What to produce
Find how many lines in the material contain "Training"; your answer should be that number alone.

Data rows

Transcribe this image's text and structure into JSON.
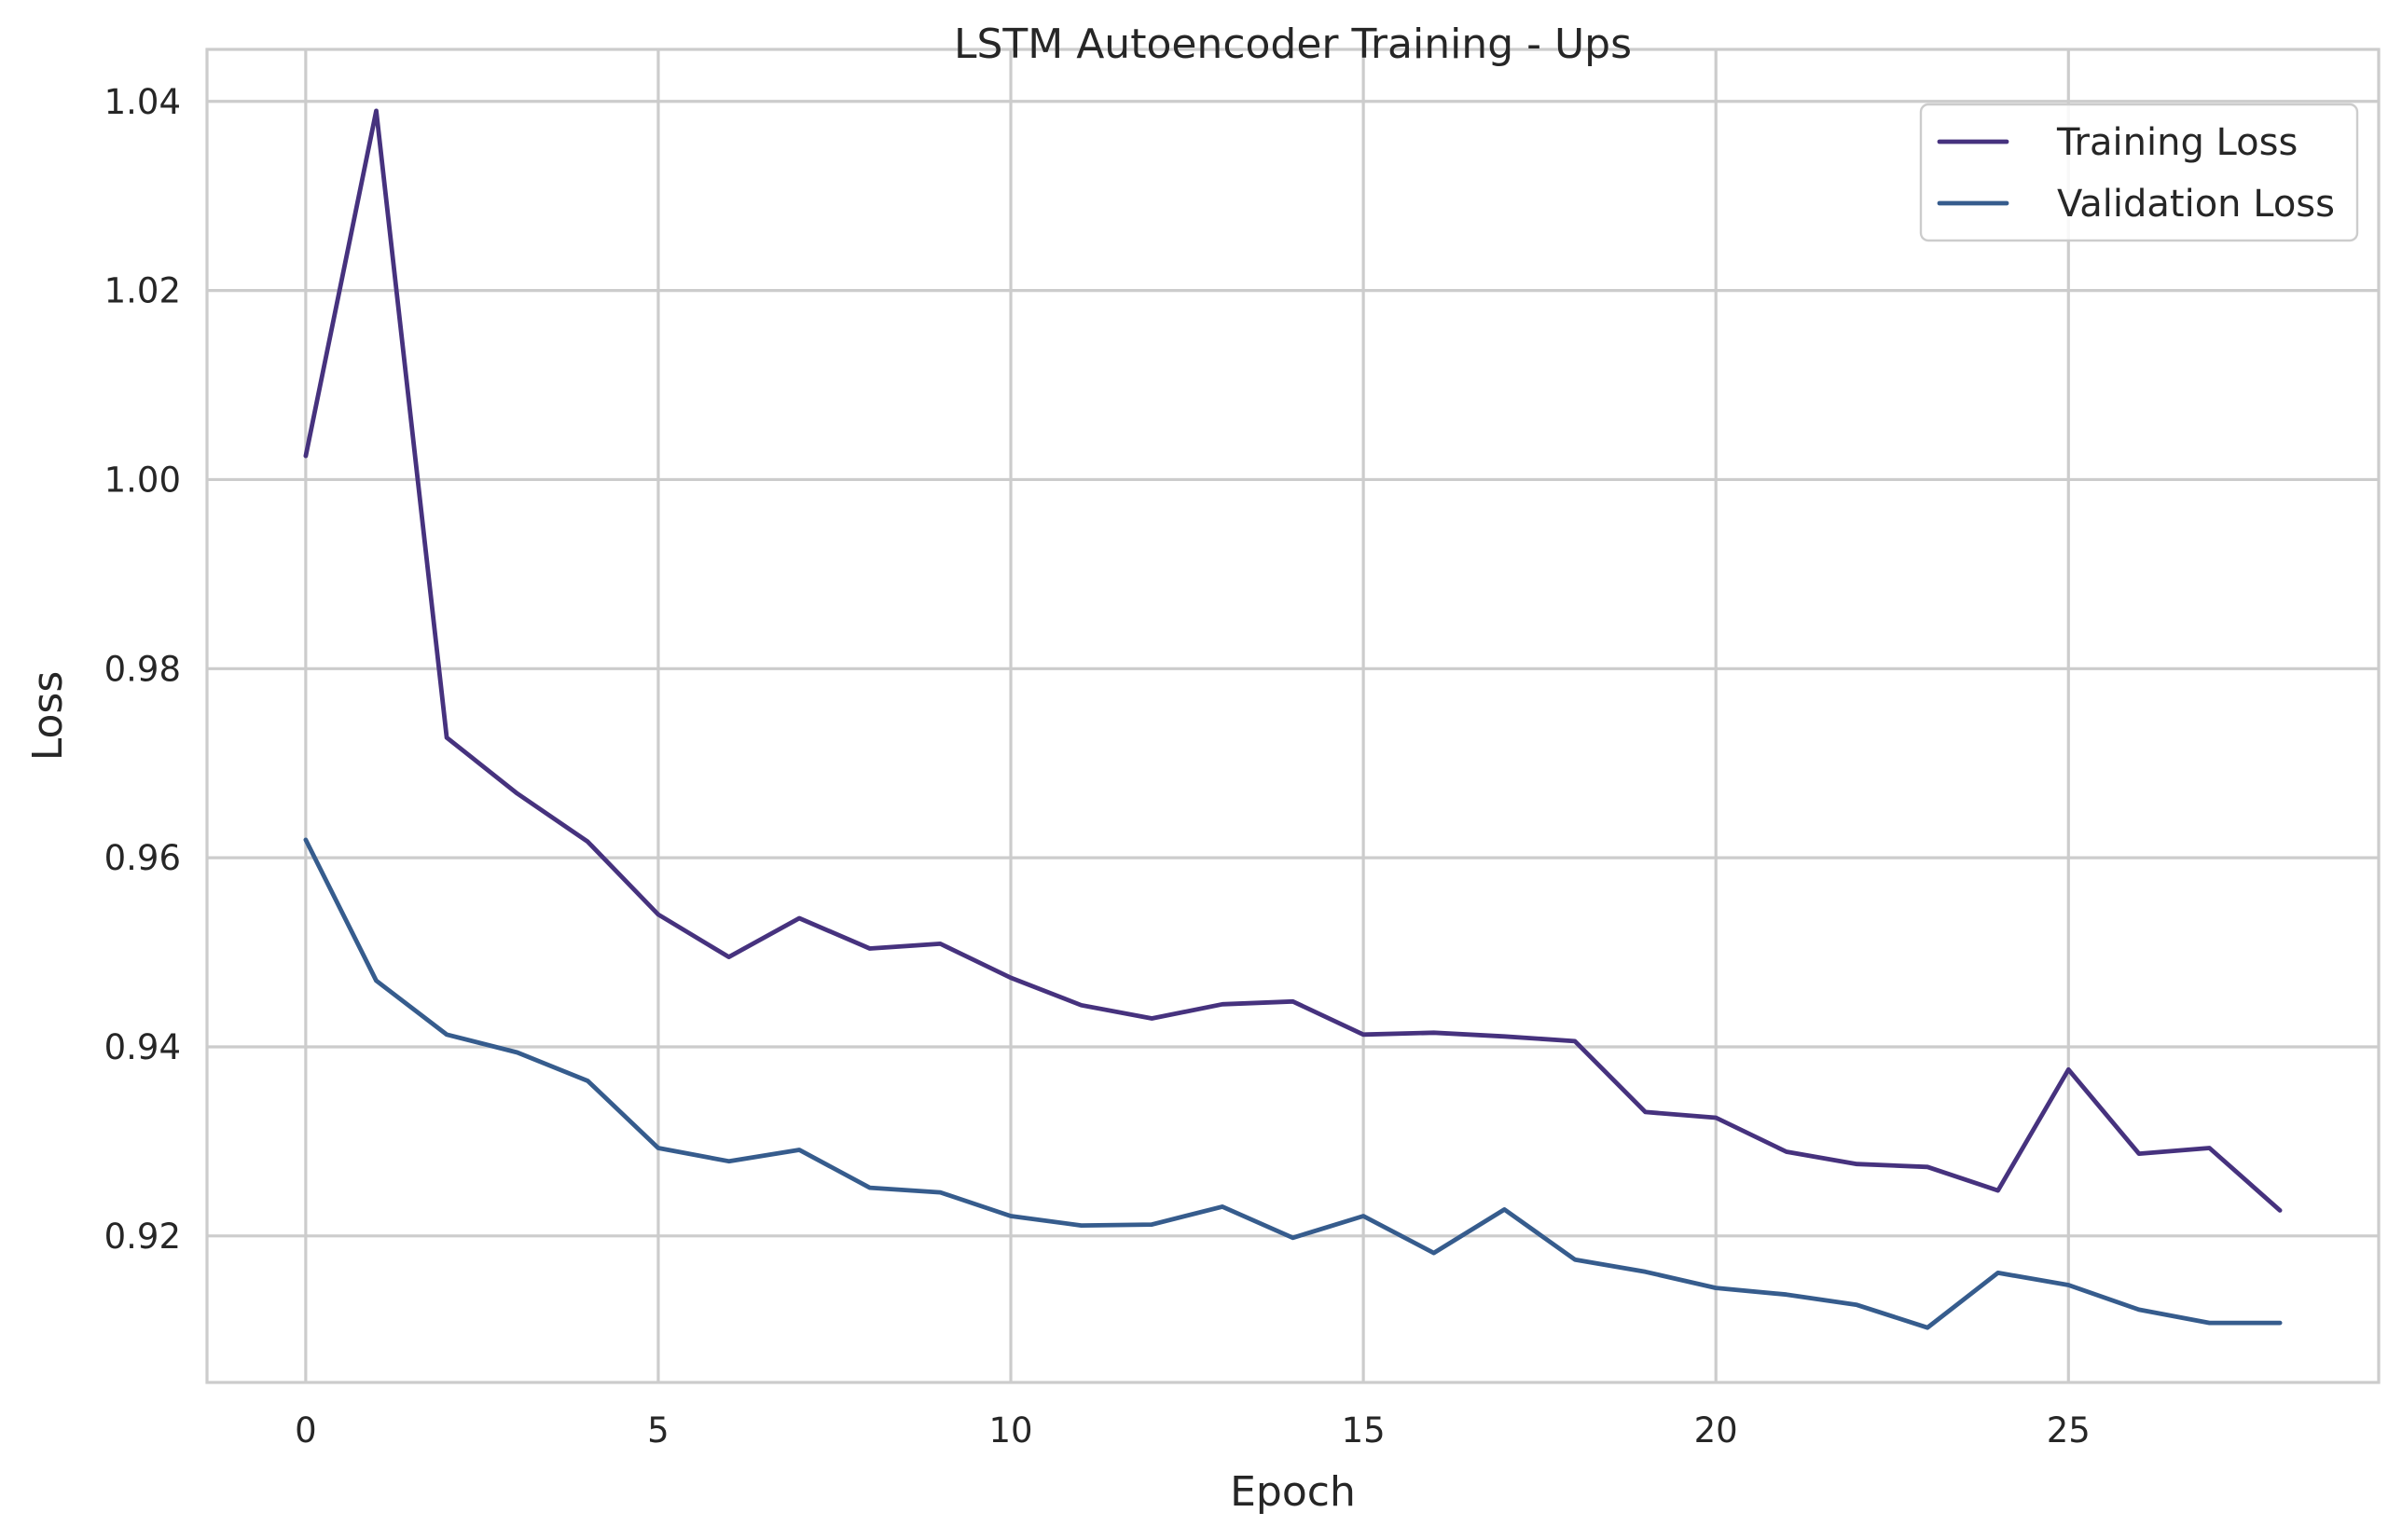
{
  "chart_data": {
    "type": "line",
    "title": "LSTM Autoencoder Training - Ups",
    "xlabel": "Epoch",
    "ylabel": "Loss",
    "xlim": [
      -1.4,
      29.4
    ],
    "ylim": [
      0.9045,
      1.0455
    ],
    "xticks": [
      0,
      5,
      10,
      15,
      20,
      25
    ],
    "yticks": [
      0.92,
      0.94,
      0.96,
      0.98,
      1.0,
      1.02,
      1.04
    ],
    "ytick_labels": [
      "0.92",
      "0.94",
      "0.96",
      "0.98",
      "1.00",
      "1.02",
      "1.04"
    ],
    "grid": true,
    "legend_position": "top-right",
    "x": [
      0,
      1,
      2,
      3,
      4,
      5,
      6,
      7,
      8,
      9,
      10,
      11,
      12,
      13,
      14,
      15,
      16,
      17,
      18,
      19,
      20,
      21,
      22,
      23,
      24,
      25,
      26,
      27,
      28
    ],
    "series": [
      {
        "name": "Training Loss",
        "color": "#46327e",
        "values": [
          1.0025,
          1.039,
          0.9727,
          0.9668,
          0.9617,
          0.954,
          0.9495,
          0.9536,
          0.9504,
          0.9509,
          0.9473,
          0.9444,
          0.943,
          0.9445,
          0.9448,
          0.9413,
          0.9415,
          0.9411,
          0.9406,
          0.9331,
          0.9325,
          0.9289,
          0.9276,
          0.9273,
          0.9248,
          0.9376,
          0.9287,
          0.9293,
          0.9227
        ]
      },
      {
        "name": "Validation Loss",
        "color": "#365c8d",
        "values": [
          0.9619,
          0.947,
          0.9413,
          0.9394,
          0.9364,
          0.9293,
          0.9279,
          0.9291,
          0.9251,
          0.9246,
          0.9221,
          0.9211,
          0.9212,
          0.9231,
          0.9198,
          0.9221,
          0.9182,
          0.9228,
          0.9175,
          0.9162,
          0.9145,
          0.9138,
          0.9127,
          0.9103,
          0.9161,
          0.9148,
          0.9122,
          0.9108,
          0.9108
        ]
      }
    ]
  }
}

Complete answer
2